>> begin Dataset entries

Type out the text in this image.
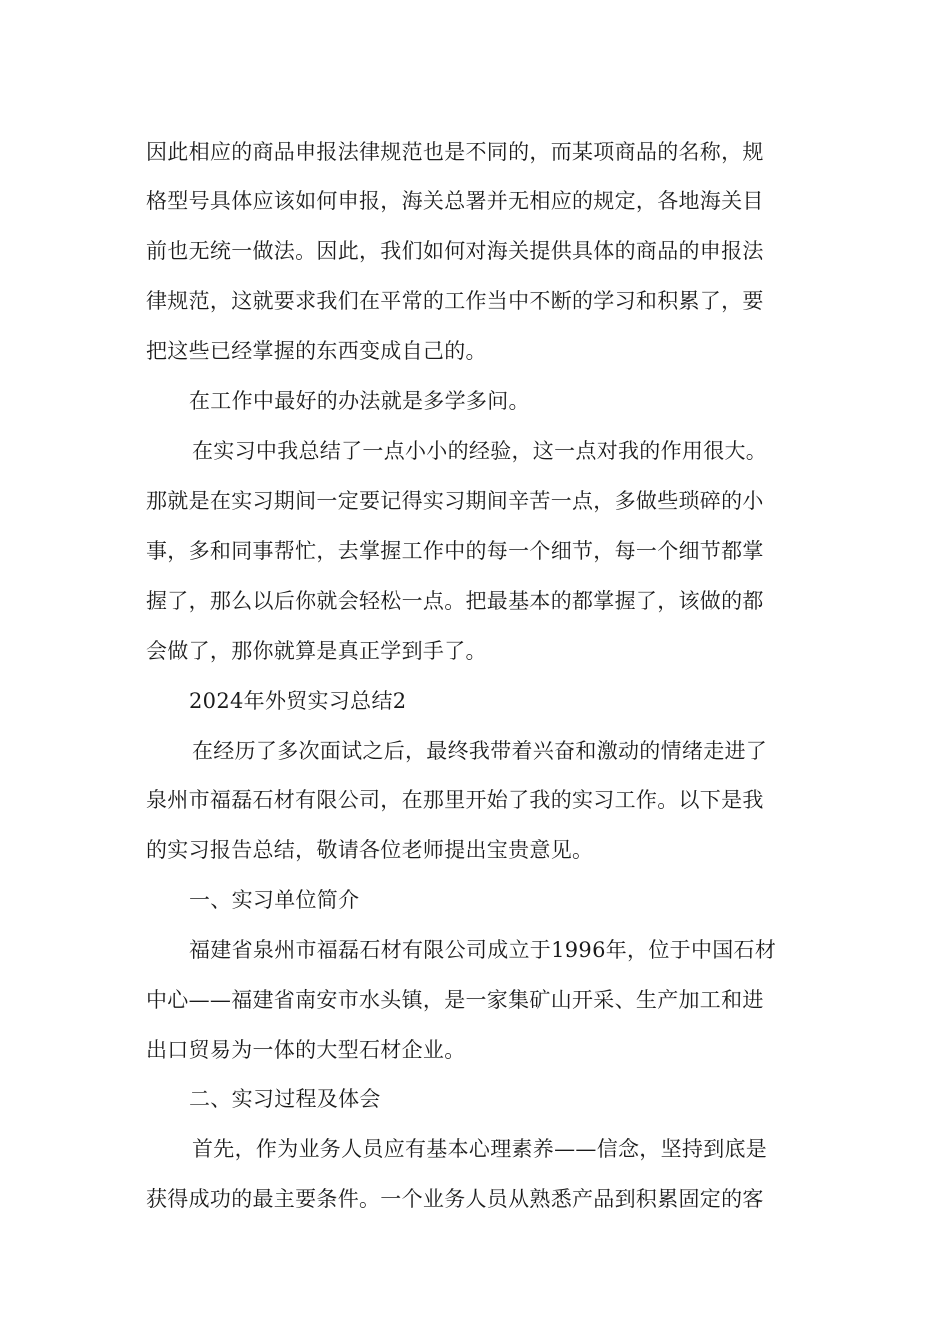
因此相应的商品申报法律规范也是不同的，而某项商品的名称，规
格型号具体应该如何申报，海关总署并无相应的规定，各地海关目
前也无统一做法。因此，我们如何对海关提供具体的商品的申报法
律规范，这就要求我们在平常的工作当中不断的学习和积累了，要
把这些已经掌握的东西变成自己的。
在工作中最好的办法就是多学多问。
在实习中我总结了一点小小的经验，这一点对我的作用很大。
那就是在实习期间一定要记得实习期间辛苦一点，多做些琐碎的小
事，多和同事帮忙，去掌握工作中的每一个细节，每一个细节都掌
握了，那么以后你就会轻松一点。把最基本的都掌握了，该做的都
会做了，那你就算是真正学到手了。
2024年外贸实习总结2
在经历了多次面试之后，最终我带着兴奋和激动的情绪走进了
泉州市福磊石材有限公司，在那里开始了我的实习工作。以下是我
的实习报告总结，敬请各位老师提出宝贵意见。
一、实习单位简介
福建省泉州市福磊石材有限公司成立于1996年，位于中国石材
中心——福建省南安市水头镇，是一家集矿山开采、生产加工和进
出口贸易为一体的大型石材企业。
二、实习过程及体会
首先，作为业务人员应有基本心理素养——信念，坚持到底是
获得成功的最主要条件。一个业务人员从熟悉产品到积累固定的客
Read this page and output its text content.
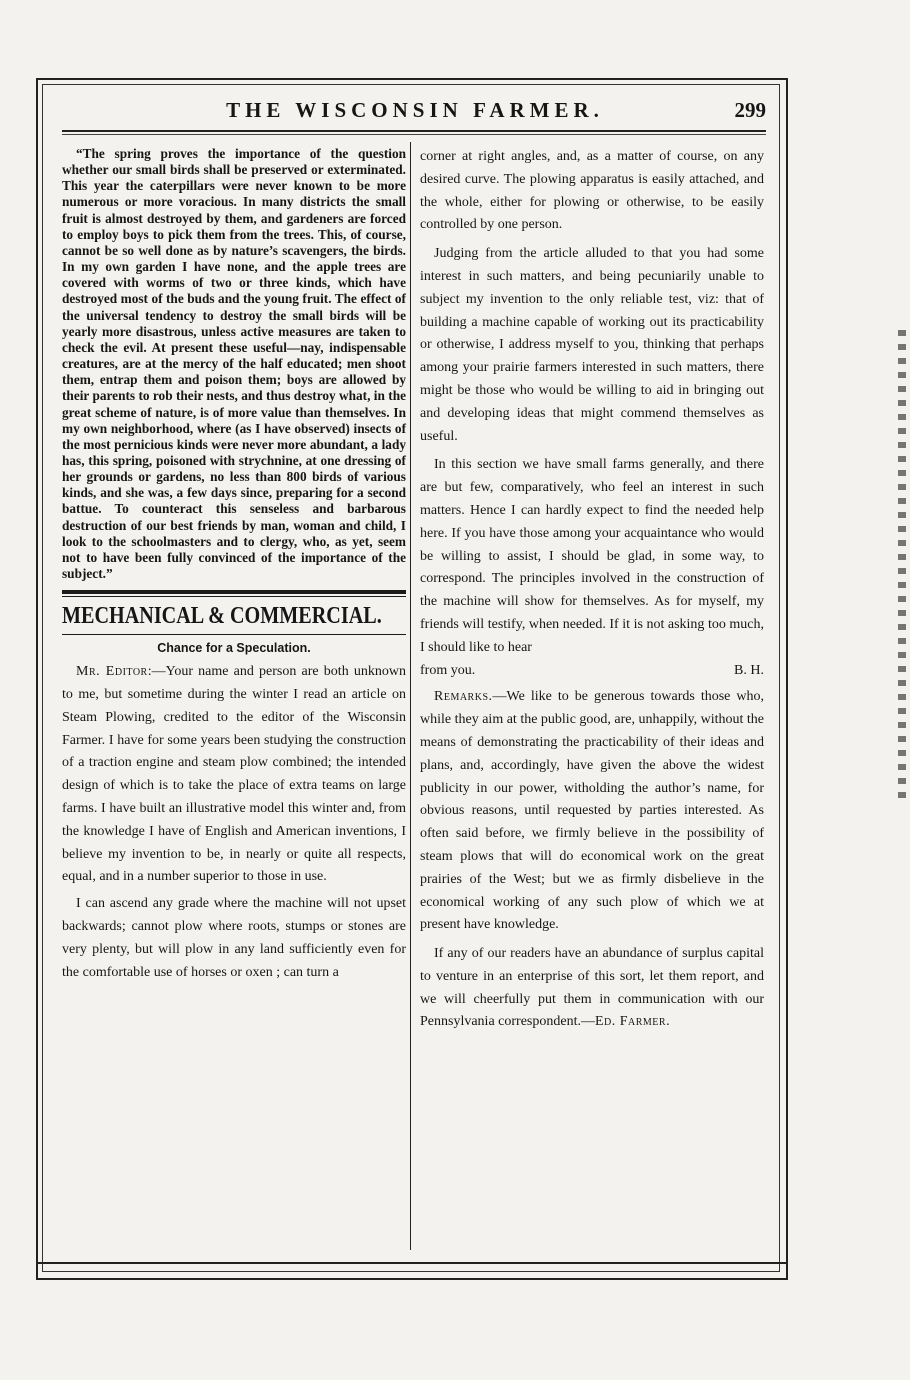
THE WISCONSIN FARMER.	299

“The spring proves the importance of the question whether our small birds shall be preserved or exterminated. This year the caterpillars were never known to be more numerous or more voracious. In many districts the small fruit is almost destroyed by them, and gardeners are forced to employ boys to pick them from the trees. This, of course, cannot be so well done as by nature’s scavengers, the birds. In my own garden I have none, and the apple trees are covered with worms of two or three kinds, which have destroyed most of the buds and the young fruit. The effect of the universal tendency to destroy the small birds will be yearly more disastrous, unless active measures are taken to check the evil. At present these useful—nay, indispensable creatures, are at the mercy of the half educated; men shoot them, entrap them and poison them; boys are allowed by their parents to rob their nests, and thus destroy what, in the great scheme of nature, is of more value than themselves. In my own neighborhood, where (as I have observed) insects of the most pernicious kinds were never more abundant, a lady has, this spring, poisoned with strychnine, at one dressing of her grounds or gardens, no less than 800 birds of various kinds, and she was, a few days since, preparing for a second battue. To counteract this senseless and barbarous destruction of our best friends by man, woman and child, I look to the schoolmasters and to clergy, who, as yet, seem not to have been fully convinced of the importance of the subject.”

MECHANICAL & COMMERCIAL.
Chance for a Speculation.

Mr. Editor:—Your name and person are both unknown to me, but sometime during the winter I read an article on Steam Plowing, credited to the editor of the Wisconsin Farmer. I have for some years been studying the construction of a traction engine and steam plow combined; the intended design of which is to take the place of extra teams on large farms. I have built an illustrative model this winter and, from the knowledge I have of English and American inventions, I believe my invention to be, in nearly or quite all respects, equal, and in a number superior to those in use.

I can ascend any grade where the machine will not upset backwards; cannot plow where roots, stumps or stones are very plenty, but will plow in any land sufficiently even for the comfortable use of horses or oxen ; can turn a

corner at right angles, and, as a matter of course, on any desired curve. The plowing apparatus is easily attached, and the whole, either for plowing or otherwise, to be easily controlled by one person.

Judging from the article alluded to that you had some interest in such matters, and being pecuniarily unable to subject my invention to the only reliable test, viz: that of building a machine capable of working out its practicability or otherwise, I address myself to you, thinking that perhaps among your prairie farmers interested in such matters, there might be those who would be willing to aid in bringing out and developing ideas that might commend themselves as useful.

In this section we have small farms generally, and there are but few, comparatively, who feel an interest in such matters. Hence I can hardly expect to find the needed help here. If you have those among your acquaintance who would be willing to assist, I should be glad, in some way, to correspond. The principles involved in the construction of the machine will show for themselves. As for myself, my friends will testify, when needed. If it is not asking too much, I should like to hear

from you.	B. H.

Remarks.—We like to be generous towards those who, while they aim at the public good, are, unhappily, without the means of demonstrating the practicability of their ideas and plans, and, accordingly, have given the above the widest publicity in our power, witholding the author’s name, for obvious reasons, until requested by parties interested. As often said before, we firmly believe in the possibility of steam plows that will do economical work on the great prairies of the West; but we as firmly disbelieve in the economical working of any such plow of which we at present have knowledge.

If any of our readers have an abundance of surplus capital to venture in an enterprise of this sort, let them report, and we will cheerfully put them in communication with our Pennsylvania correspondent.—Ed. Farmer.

>> end Dataset entries

## [Given instruction]
Repeat the listing in full and exactly. Do not include any images.

## [Worked solution]
Type out the text in this image.
因此相应的商品申报法律规范也是不同的，而某项商品的名称，规
格型号具体应该如何申报，海关总署并无相应的规定，各地海关目
前也无统一做法。因此，我们如何对海关提供具体的商品的申报法
律规范，这就要求我们在平常的工作当中不断的学习和积累了，要
把这些已经掌握的东西变成自己的。
在工作中最好的办法就是多学多问。
在实习中我总结了一点小小的经验，这一点对我的作用很大。
那就是在实习期间一定要记得实习期间辛苦一点，多做些琐碎的小
事，多和同事帮忙，去掌握工作中的每一个细节，每一个细节都掌
握了，那么以后你就会轻松一点。把最基本的都掌握了，该做的都
会做了，那你就算是真正学到手了。
2024年外贸实习总结2
在经历了多次面试之后，最终我带着兴奋和激动的情绪走进了
泉州市福磊石材有限公司，在那里开始了我的实习工作。以下是我
的实习报告总结，敬请各位老师提出宝贵意见。
一、实习单位简介
福建省泉州市福磊石材有限公司成立于1996年，位于中国石材
中心——福建省南安市水头镇，是一家集矿山开采、生产加工和进
出口贸易为一体的大型石材企业。
二、实习过程及体会
首先，作为业务人员应有基本心理素养——信念，坚持到底是
获得成功的最主要条件。一个业务人员从熟悉产品到积累固定的客
Read this page and output its text content.
THE WISCONSIN FARMER.	299

“The spring proves the importance of the question whether our small birds shall be preserved or exterminated. This year the caterpillars were never known to be more numerous or more voracious. In many districts the small fruit is almost destroyed by them, and gardeners are forced to employ boys to pick them from the trees. This, of course, cannot be so well done as by nature’s scavengers, the birds. In my own garden I have none, and the apple trees are covered with worms of two or three kinds, which have destroyed most of the buds and the young fruit. The effect of the universal tendency to destroy the small birds will be yearly more disastrous, unless active measures are taken to check the evil. At present these useful—nay, indispensable creatures, are at the mercy of the half educated; men shoot them, entrap them and poison them; boys are allowed by their parents to rob their nests, and thus destroy what, in the great scheme of nature, is of more value than themselves. In my own neighborhood, where (as I have observed) insects of the most pernicious kinds were never more abundant, a lady has, this spring, poisoned with strychnine, at one dressing of her grounds or gardens, no less than 800 birds of various kinds, and she was, a few days since, preparing for a second battue. To counteract this senseless and barbarous destruction of our best friends by man, woman and child, I look to the schoolmasters and to clergy, who, as yet, seem not to have been fully convinced of the importance of the subject.”

MECHANICAL & COMMERCIAL.
Chance for a Speculation.

Mr. Editor:—Your name and person are both unknown to me, but sometime during the winter I read an article on Steam Plowing, credited to the editor of the Wisconsin Farmer. I have for some years been studying the construction of a traction engine and steam plow combined; the intended design of which is to take the place of extra teams on large farms. I have built an illustrative model this winter and, from the knowledge I have of English and American inventions, I believe my invention to be, in nearly or quite all respects, equal, and in a number superior to those in use.

I can ascend any grade where the machine will not upset backwards; cannot plow where roots, stumps or stones are very plenty, but will plow in any land sufficiently even for the comfortable use of horses or oxen ; can turn a

corner at right angles, and, as a matter of course, on any desired curve. The plowing apparatus is easily attached, and the whole, either for plowing or otherwise, to be easily controlled by one person.

Judging from the article alluded to that you had some interest in such matters, and being pecuniarily unable to subject my invention to the only reliable test, viz: that of building a machine capable of working out its practicability or otherwise, I address myself to you, thinking that perhaps among your prairie farmers interested in such matters, there might be those who would be willing to aid in bringing out and developing ideas that might commend themselves as useful.

In this section we have small farms generally, and there are but few, comparatively, who feel an interest in such matters. Hence I can hardly expect to find the needed help here. If you have those among your acquaintance who would be willing to assist, I should be glad, in some way, to correspond. The principles involved in the construction of the machine will show for themselves. As for myself, my friends will testify, when needed. If it is not asking too much, I should like to hear

from you.	B. H.

Remarks.—We like to be generous towards those who, while they aim at the public good, are, unhappily, without the means of demonstrating the practicability of their ideas and plans, and, accordingly, have given the above the widest publicity in our power, witholding the author’s name, for obvious reasons, until requested by parties interested. As often said before, we firmly believe in the possibility of steam plows that will do economical work on the great prairies of the West; but we as firmly disbelieve in the economical working of any such plow of which we at present have knowledge.

If any of our readers have an abundance of surplus capital to venture in an enterprise of this sort, let them report, and we will cheerfully put them in communication with our Pennsylvania correspondent.—Ed. Farmer.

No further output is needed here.